*TRECHO DO DOCUMENTO*
24/08/2008

Etnia ashaninka denuncia ação da Petrobras em terras de índios isolados

por Altino Machado*

Lideranças ashaninka da Terra Indígena Kampa do Rio Amônia, no Brasil, dizem que a Petrobras está preparada para iniciar atividades de prospecção e exploração de petróleo e gás, no alto rio Juruá, no Peru, em lote sobreposto a territórios de comunidades nativas e de índios isolados

- A nosso ver, a intenção da Petrobrás constitui uma flagrante e condenável contradição com o discurso de responsabilidade socioambiental adotado pela empresa no Brasil e com a legislação que a empresa é obrigada a respeitar em nosso país - afirma documento da Associação Ashaninka, presidida por Moisés da Silva Piyãko (foto), enviado ao presidente da Unión de Comunidades Indígenas Fronterizas del Peru (UCIFP), Edison Panayfo. [Leia o documento na íntegra, AQUI]

O posicionamento dos ashaninka, que vivem no Acre, na fronteira com o Peru, é uma resposta ao convite que receberam para participar do “I Taller de Capacitación y Fortalecimiento en Actividades de Hidrocarburos para Líderes Indígenas”, na Comunidad Nativa Nueva Shauaya, para discutir temas relacionados à prospecção e exploração de petróleo e gás, preparar as comunidades indígenas para os “os novos desafios do desenvolvimento sustentável” e “lograr relações harmoniosas entre o Estado, as empresas petrolíferas e as comunidades”.

Aproveitando possibilidade aberta pela legislação peruana, a empresa brasileira Petrobras Energia Peru S.A. tornou-se, em dezembro de 2005, concessionária, por um período de 40 anos, do Lote 110, localizado no alto rio Juruá peruano, em águas binacionais, com extensão de 1,4 milhão de hectares. O lote é sobreposto à Reserva Territorial Murunahua e a territórios de comunidades ashaninka, jaminawa e amahuaca, já titulados ou reivindicados.

*DADOS APRESENTADOS*
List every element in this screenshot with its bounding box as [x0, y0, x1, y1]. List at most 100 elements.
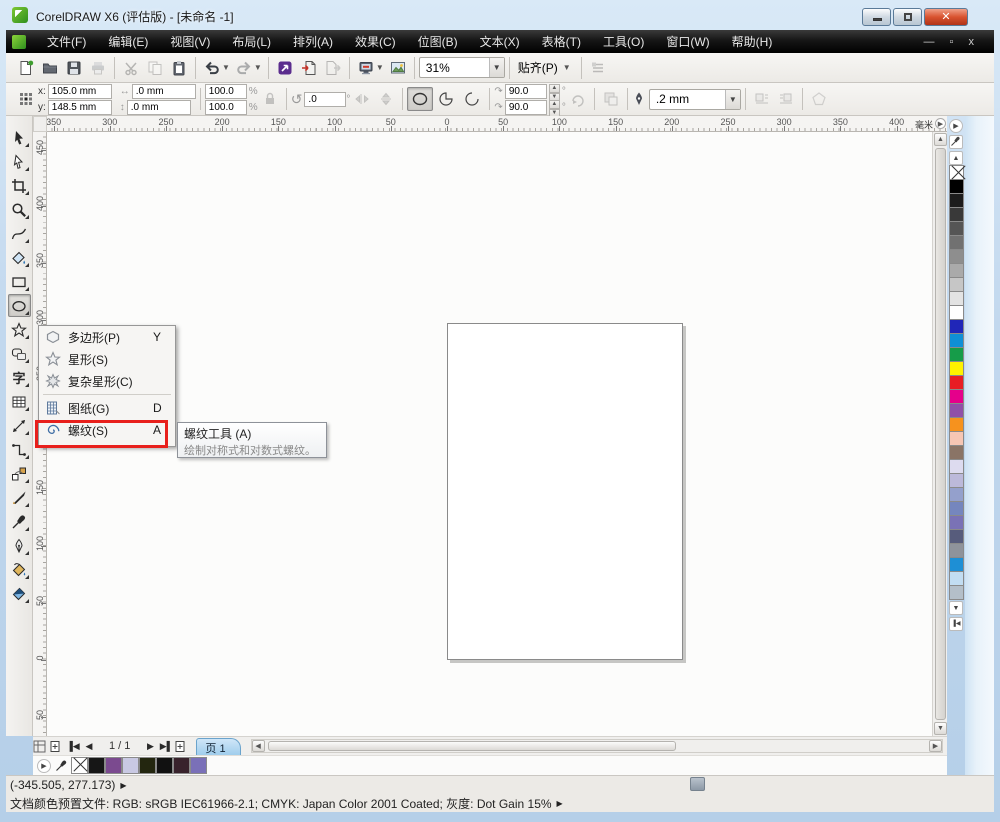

*TAREFA PROPOSTA*
Transcreva da reportagem sobre a denúncia dos ashaninka contra a Petrobras o trecho que começa em "Aproveitando possibilidade aberta" e termina em "titulados ou reivindicados.", incluindo estas últimas palavras.

*RESPOSTA DO EXERCÍCIO*
Aproveitando possibilidade aberta pela legislação peruana, a empresa brasileira Petrobras Energia Peru S.A. tornou-se, em dezembro de 2005, concessionária, por um período de 40 anos, do Lote 110, localizado no alto rio Juruá peruano, em águas binacionais, com extensão de 1,4 milhão de hectares. O lote é sobreposto à Reserva Territorial Murunahua e a territórios de comunidades ashaninka, jaminawa e amahuaca, já titulados ou reivindicados.